Set every record down verbatim and omit the pictures.

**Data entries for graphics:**
★ ★ ★

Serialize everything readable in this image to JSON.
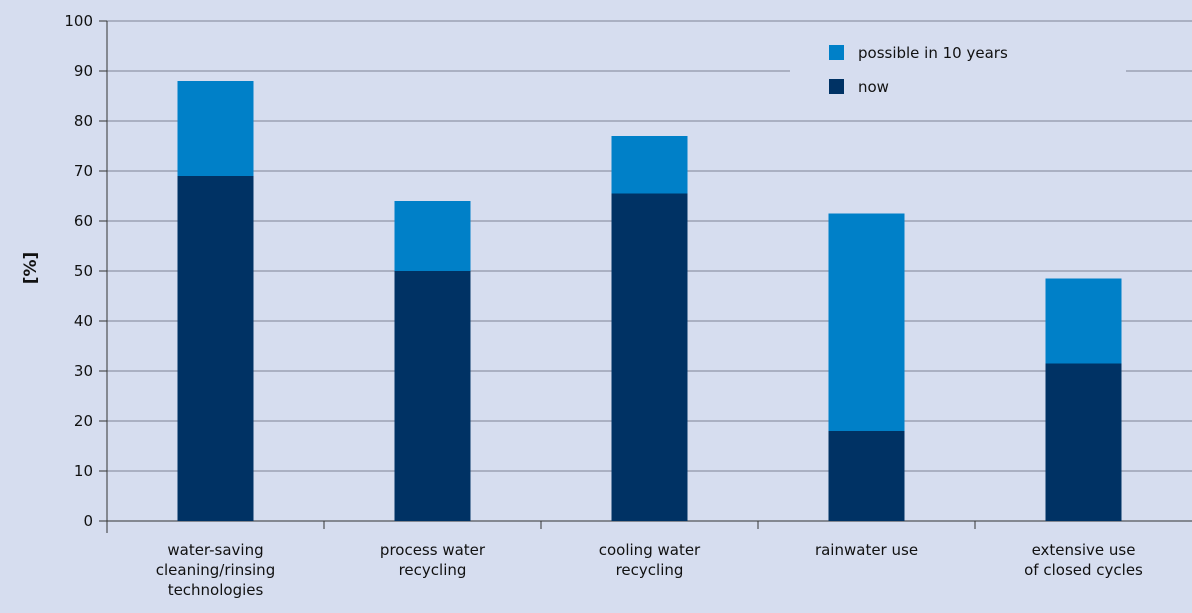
{
  "chart_data": {
    "type": "bar",
    "stacked": true,
    "title": "",
    "xlabel": "",
    "ylabel": "[%]",
    "ylim": [
      0,
      100
    ],
    "yticks": [
      0,
      10,
      20,
      30,
      40,
      50,
      60,
      70,
      80,
      90,
      100
    ],
    "grid": true,
    "legend_position": "top-right",
    "categories": [
      [
        "water-saving",
        "cleaning/rinsing",
        "technologies"
      ],
      [
        "process water",
        "recycling"
      ],
      [
        "cooling water",
        "recycling"
      ],
      [
        "rainwater use"
      ],
      [
        "extensive use",
        "of closed cycles"
      ]
    ],
    "series": [
      {
        "name": "now",
        "color": "#003264",
        "values": [
          69,
          50,
          65.5,
          18,
          31.5
        ]
      },
      {
        "name": "possible in 10 years",
        "color": "#0080c8",
        "values": [
          19,
          14,
          11.5,
          43.5,
          17
        ]
      }
    ]
  }
}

★ ★ ★

**SOLUTION TO THE EXERCISE:**
Serialize everything readable in this image to JSON.
{
  "chart_data": {
    "type": "bar",
    "stacked": true,
    "title": "",
    "xlabel": "",
    "ylabel": "[%]",
    "ylim": [
      0,
      100
    ],
    "yticks": [
      0,
      10,
      20,
      30,
      40,
      50,
      60,
      70,
      80,
      90,
      100
    ],
    "grid": true,
    "legend_position": "top-right",
    "categories": [
      [
        "water-saving",
        "cleaning/rinsing",
        "technologies"
      ],
      [
        "process water",
        "recycling"
      ],
      [
        "cooling water",
        "recycling"
      ],
      [
        "rainwater use"
      ],
      [
        "extensive use",
        "of closed cycles"
      ]
    ],
    "series": [
      {
        "name": "now",
        "color": "#003264",
        "values": [
          69,
          50,
          65.5,
          18,
          31.5
        ]
      },
      {
        "name": "possible in 10 years",
        "color": "#0080c8",
        "values": [
          19,
          14,
          11.5,
          43.5,
          17
        ]
      }
    ]
  }
}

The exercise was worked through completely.